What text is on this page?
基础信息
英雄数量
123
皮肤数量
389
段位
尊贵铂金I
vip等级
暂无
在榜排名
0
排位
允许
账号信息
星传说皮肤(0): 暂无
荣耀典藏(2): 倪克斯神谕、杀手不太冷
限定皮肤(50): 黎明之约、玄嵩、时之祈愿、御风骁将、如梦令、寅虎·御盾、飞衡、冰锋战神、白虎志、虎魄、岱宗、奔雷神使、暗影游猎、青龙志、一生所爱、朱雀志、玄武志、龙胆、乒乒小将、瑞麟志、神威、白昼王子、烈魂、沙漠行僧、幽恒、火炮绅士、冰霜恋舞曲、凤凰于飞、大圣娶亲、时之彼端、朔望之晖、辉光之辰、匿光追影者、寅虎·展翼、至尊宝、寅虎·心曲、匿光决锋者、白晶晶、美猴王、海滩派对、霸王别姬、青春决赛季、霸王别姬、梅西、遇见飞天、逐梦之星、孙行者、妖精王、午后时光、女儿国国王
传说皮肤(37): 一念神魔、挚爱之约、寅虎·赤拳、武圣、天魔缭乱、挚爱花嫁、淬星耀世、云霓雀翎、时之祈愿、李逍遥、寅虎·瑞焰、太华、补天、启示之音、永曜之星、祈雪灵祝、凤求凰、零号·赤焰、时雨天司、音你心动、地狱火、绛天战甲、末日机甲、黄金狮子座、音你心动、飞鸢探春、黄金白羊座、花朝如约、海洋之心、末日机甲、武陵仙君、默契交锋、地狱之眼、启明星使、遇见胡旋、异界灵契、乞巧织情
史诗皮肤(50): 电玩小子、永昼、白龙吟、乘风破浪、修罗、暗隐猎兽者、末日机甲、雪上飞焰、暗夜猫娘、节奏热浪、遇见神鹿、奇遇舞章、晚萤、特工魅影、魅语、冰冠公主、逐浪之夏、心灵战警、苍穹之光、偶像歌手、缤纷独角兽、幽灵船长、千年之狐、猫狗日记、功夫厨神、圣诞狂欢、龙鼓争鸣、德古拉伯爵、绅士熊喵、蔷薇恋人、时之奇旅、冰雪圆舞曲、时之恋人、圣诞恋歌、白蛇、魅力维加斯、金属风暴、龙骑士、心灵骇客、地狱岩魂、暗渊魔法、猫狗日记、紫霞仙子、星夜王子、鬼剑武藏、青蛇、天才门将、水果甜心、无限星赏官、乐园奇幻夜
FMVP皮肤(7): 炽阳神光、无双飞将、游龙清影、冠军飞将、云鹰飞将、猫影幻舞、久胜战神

----

TASK GOAL: Retype the material in full, character for character.

THE ANSWER:
What text is on this page?
基础信息
英雄数量
123
皮肤数量
389
段位
尊贵铂金I
vip等级
暂无
在榜排名
0
排位
允许
账号信息
星传说皮肤(0): 暂无
荣耀典藏(2): 倪克斯神谕、杀手不太冷
限定皮肤(50): 黎明之约、玄嵩、时之祈愿、御风骁将、如梦令、寅虎·御盾、飞衡、冰锋战神、白虎志、虎魄、岱宗、奔雷神使、暗影游猎、青龙志、一生所爱、朱雀志、玄武志、龙胆、乒乒小将、瑞麟志、神威、白昼王子、烈魂、沙漠行僧、幽恒、火炮绅士、冰霜恋舞曲、凤凰于飞、大圣娶亲、时之彼端、朔望之晖、辉光之辰、匿光追影者、寅虎·展翼、至尊宝、寅虎·心曲、匿光决锋者、白晶晶、美猴王、海滩派对、霸王别姬、青春决赛季、霸王别姬、梅西、遇见飞天、逐梦之星、孙行者、妖精王、午后时光、女儿国国王
传说皮肤(37): 一念神魔、挚爱之约、寅虎·赤拳、武圣、天魔缭乱、挚爱花嫁、淬星耀世、云霓雀翎、时之祈愿、李逍遥、寅虎·瑞焰、太华、补天、启示之音、永曜之星、祈雪灵祝、凤求凰、零号·赤焰、时雨天司、音你心动、地狱火、绛天战甲、末日机甲、黄金狮子座、音你心动、飞鸢探春、黄金白羊座、花朝如约、海洋之心、末日机甲、武陵仙君、默契交锋、地狱之眼、启明星使、遇见胡旋、异界灵契、乞巧织情
史诗皮肤(50): 电玩小子、永昼、白龙吟、乘风破浪、修罗、暗隐猎兽者、末日机甲、雪上飞焰、暗夜猫娘、节奏热浪、遇见神鹿、奇遇舞章、晚萤、特工魅影、魅语、冰冠公主、逐浪之夏、心灵战警、苍穹之光、偶像歌手、缤纷独角兽、幽灵船长、千年之狐、猫狗日记、功夫厨神、圣诞狂欢、龙鼓争鸣、德古拉伯爵、绅士熊喵、蔷薇恋人、时之奇旅、冰雪圆舞曲、时之恋人、圣诞恋歌、白蛇、魅力维加斯、金属风暴、龙骑士、心灵骇客、地狱岩魂、暗渊魔法、猫狗日记、紫霞仙子、星夜王子、鬼剑武藏、青蛇、天才门将、水果甜心、无限星赏官、乐园奇幻夜
FMVP皮肤(7): 炽阳神光、无双飞将、游龙清影、冠军飞将、云鹰飞将、猫影幻舞、久胜战神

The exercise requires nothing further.